EXERCISE ▸ Find the lines holding the word "name" and collect them.

───

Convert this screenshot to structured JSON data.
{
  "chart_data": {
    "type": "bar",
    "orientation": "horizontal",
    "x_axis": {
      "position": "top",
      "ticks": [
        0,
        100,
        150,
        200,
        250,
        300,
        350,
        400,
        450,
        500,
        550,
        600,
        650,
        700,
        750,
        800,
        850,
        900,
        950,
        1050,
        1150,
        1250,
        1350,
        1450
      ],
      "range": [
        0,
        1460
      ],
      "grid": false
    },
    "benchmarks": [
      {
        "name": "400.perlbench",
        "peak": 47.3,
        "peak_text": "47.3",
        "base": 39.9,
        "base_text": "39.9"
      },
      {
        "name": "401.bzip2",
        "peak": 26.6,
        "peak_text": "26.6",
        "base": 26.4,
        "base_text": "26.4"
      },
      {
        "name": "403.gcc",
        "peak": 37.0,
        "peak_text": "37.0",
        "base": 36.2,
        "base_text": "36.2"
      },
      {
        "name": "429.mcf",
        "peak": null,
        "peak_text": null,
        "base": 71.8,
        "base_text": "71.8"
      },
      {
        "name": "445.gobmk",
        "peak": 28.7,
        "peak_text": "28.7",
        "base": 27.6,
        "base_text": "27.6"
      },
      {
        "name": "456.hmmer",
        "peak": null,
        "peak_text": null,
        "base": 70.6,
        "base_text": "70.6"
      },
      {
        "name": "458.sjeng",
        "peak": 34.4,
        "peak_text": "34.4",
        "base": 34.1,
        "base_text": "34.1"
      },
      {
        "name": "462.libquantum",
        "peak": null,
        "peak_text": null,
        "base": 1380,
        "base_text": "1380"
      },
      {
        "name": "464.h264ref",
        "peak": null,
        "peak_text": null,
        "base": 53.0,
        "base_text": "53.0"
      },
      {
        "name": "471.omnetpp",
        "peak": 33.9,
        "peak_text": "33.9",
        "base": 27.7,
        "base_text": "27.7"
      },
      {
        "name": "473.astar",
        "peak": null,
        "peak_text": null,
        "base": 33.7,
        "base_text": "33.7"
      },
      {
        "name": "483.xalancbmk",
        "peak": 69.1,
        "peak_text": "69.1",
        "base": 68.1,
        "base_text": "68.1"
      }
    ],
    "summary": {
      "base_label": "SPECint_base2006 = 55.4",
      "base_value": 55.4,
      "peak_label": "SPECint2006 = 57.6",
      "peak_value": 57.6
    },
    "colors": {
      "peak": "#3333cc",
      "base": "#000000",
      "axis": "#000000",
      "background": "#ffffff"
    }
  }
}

───

RESPONSE TO THE TASK ▸
        "name": "400.perlbench",
        "name": "401.bzip2",
        "name": "403.gcc",
        "name": "429.mcf",
        "name": "445.gobmk",
        "name": "456.hmmer",
        "name": "458.sjeng",
        "name": "462.libquantum",
        "name": "464.h264ref",
        "name": "471.omnetpp",
        "name": "473.astar",
        "name": "483.xalancbmk",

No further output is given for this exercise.